(Records from a collection)
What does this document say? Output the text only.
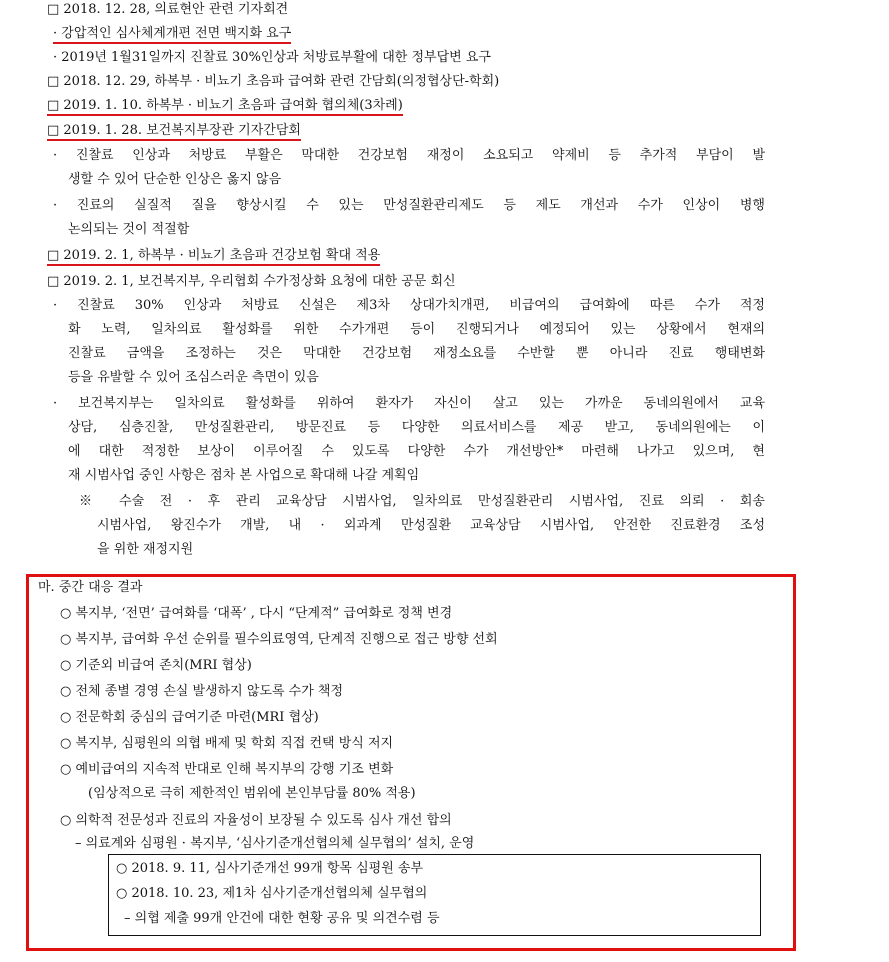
□ 2018. 12. 28, 의료현안 관련 기자회견
· 강압적인 심사체계개편 전면 백지화 요구
· 2019년 1월31일까지 진찰료 30%인상과 처방료부활에 대한 정부답변 요구
□ 2018. 12. 29, 하복부 · 비뇨기 초음파 급여화 관련 간담회(의정협상단-학회)
□ 2019. 1. 10. 하복부 · 비뇨기 초음파 급여화 협의체(3차례)
□ 2019. 1. 28. 보건복지부장관 기자간담회
· 진찰료 인상과 처방료 부활은 막대한 건강보험 재정이 소요되고 약제비 등 추가적 부담이 발
생할 수 있어 단순한 인상은 옳지 않음
· 진료의 실질적 질을 향상시킬 수 있는 만성질환관리제도 등 제도 개선과 수가 인상이 병행
논의되는 것이 적절함
□ 2019. 2. 1, 하복부 · 비뇨기 초음파 건강보험 확대 적용
□ 2019. 2. 1, 보건복지부, 우리협회 수가정상화 요청에 대한 공문 회신
· 진찰료 30% 인상과 처방료 신설은 제3차 상대가치개편, 비급여의 급여화에 따른 수가 적정
화 노력, 일차의료 활성화를 위한 수가개편 등이 진행되거나 예정되어 있는 상황에서 현재의
진찰료 금액을 조정하는 것은 막대한 건강보험 재정소요를 수반할 뿐 아니라 진료 행태변화
등을 유발할 수 있어 조심스러운 측면이 있음
· 보건복지부는 일차의료 활성화를 위하여 환자가 자신이 살고 있는 가까운 동네의원에서 교육
상담, 심층진찰, 만성질환관리, 방문진료 등 다양한 의료서비스를 제공 받고, 동네의원에는 이
에 대한 적정한 보상이 이루어질 수 있도록 다양한 수가 개선방안* 마련해 나가고 있으며, 현
재 시범사업 중인 사항은 점차 본 사업으로 확대해 나갈 계획임
※ 수술 전 · 후 관리 교육상담 시범사업, 일차의료 만성질환관리 시범사업, 진료 의뢰 · 회송
시범사업, 왕진수가 개발, 내 · 외과계 만성질환 교육상담 시범사업, 안전한 진료환경 조성
을 위한 재정지원
마. 중간 대응 결과
○ 복지부, ‘전면’ 급여화를 ‘대폭’ , 다시 “단계적” 급여화로 정책 변경
○ 복지부, 급여화 우선 순위를 필수의료영역, 단계적 진행으로 접근 방향 선회
○ 기준외 비급여 존치(MRI 협상)
○ 전체 종별 경영 손실 발생하지 않도록 수가 책정
○ 전문학회 중심의 급여기준 마련(MRI 협상)
○ 복지부, 심평원의 의협 배제 및 학회 직접 컨택 방식 저지
○ 예비급여의 지속적 반대로 인해 복지부의 강행 기조 변화
(임상적으로 극히 제한적인 범위에 본인부담률 80% 적용)
○ 의학적 전문성과 진료의 자율성이 보장될 수 있도록 심사 개선 합의
– 의료계와 심평원 · 복지부, ‘심사기준개선협의체 실무협의’ 설치, 운영
○ 2018. 9. 11, 심사기준개선 99개 항목 심평원 송부
○ 2018. 10. 23, 제1차 심사기준개선협의체 실무협의
– 의협 제출 99개 안건에 대한 현황 공유 및 의견수렴 등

#### [What needs to be done]
Repeat each entry precisely as it appears. Leave the pictures out.

#### [Solution to this problem]
What does this document say? Output the text only.
□ 2018. 12. 28, 의료현안 관련 기자회견
· 강압적인 심사체계개편 전면 백지화 요구
· 2019년 1월31일까지 진찰료 30%인상과 처방료부활에 대한 정부답변 요구
□ 2018. 12. 29, 하복부 · 비뇨기 초음파 급여화 관련 간담회(의정협상단-학회)
□ 2019. 1. 10. 하복부 · 비뇨기 초음파 급여화 협의체(3차례)
□ 2019. 1. 28. 보건복지부장관 기자간담회
· 진찰료 인상과 처방료 부활은 막대한 건강보험 재정이 소요되고 약제비 등 추가적 부담이 발
생할 수 있어 단순한 인상은 옳지 않음
· 진료의 실질적 질을 향상시킬 수 있는 만성질환관리제도 등 제도 개선과 수가 인상이 병행
논의되는 것이 적절함
□ 2019. 2. 1, 하복부 · 비뇨기 초음파 건강보험 확대 적용
□ 2019. 2. 1, 보건복지부, 우리협회 수가정상화 요청에 대한 공문 회신
· 진찰료 30% 인상과 처방료 신설은 제3차 상대가치개편, 비급여의 급여화에 따른 수가 적정
화 노력, 일차의료 활성화를 위한 수가개편 등이 진행되거나 예정되어 있는 상황에서 현재의
진찰료 금액을 조정하는 것은 막대한 건강보험 재정소요를 수반할 뿐 아니라 진료 행태변화
등을 유발할 수 있어 조심스러운 측면이 있음
· 보건복지부는 일차의료 활성화를 위하여 환자가 자신이 살고 있는 가까운 동네의원에서 교육
상담, 심층진찰, 만성질환관리, 방문진료 등 다양한 의료서비스를 제공 받고, 동네의원에는 이
에 대한 적정한 보상이 이루어질 수 있도록 다양한 수가 개선방안* 마련해 나가고 있으며, 현
재 시범사업 중인 사항은 점차 본 사업으로 확대해 나갈 계획임
※ 수술 전 · 후 관리 교육상담 시범사업, 일차의료 만성질환관리 시범사업, 진료 의뢰 · 회송
시범사업, 왕진수가 개발, 내 · 외과계 만성질환 교육상담 시범사업, 안전한 진료환경 조성
을 위한 재정지원
마. 중간 대응 결과
○ 복지부, ‘전면’ 급여화를 ‘대폭’ , 다시 “단계적” 급여화로 정책 변경
○ 복지부, 급여화 우선 순위를 필수의료영역, 단계적 진행으로 접근 방향 선회
○ 기준외 비급여 존치(MRI 협상)
○ 전체 종별 경영 손실 발생하지 않도록 수가 책정
○ 전문학회 중심의 급여기준 마련(MRI 협상)
○ 복지부, 심평원의 의협 배제 및 학회 직접 컨택 방식 저지
○ 예비급여의 지속적 반대로 인해 복지부의 강행 기조 변화
(임상적으로 극히 제한적인 범위에 본인부담률 80% 적용)
○ 의학적 전문성과 진료의 자율성이 보장될 수 있도록 심사 개선 합의
– 의료계와 심평원 · 복지부, ‘심사기준개선협의체 실무협의’ 설치, 운영
○ 2018. 9. 11, 심사기준개선 99개 항목 심평원 송부
○ 2018. 10. 23, 제1차 심사기준개선협의체 실무협의
– 의협 제출 99개 안건에 대한 현황 공유 및 의견수렴 등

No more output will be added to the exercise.